To be done: Repeat, without any change, the entries presented below.

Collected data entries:
— Start —
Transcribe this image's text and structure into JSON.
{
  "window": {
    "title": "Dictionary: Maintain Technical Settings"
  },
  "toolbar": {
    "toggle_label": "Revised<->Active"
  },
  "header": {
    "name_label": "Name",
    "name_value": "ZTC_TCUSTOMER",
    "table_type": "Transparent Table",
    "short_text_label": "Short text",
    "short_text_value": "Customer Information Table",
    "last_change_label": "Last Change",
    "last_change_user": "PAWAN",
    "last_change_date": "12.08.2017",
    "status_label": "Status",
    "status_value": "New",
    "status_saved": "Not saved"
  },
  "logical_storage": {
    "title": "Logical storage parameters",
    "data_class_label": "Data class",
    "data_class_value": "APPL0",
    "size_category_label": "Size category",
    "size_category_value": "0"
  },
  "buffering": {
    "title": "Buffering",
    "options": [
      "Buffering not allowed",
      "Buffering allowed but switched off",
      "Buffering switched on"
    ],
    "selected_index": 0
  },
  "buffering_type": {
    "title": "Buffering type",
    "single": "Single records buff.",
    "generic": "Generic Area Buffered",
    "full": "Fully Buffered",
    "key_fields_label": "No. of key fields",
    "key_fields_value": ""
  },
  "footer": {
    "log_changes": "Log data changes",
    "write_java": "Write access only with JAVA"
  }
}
— End —
Exercise output:
Transcribe this image's text and structure into JSON.
{
  "window": {
    "title": "Dictionary: Maintain Technical Settings"
  },
  "toolbar": {
    "toggle_label": "Revised<->Active"
  },
  "header": {
    "name_label": "Name",
    "name_value": "ZTC_TCUSTOMER",
    "table_type": "Transparent Table",
    "short_text_label": "Short text",
    "short_text_value": "Customer Information Table",
    "last_change_label": "Last Change",
    "last_change_user": "PAWAN",
    "last_change_date": "12.08.2017",
    "status_label": "Status",
    "status_value": "New",
    "status_saved": "Not saved"
  },
  "logical_storage": {
    "title": "Logical storage parameters",
    "data_class_label": "Data class",
    "data_class_value": "APPL0",
    "size_category_label": "Size category",
    "size_category_value": "0"
  },
  "buffering": {
    "title": "Buffering",
    "options": [
      "Buffering not allowed",
      "Buffering allowed but switched off",
      "Buffering switched on"
    ],
    "selected_index": 0
  },
  "buffering_type": {
    "title": "Buffering type",
    "single": "Single records buff.",
    "generic": "Generic Area Buffered",
    "full": "Fully Buffered",
    "key_fields_label": "No. of key fields",
    "key_fields_value": ""
  },
  "footer": {
    "log_changes": "Log data changes",
    "write_java": "Write access only with JAVA"
  }
}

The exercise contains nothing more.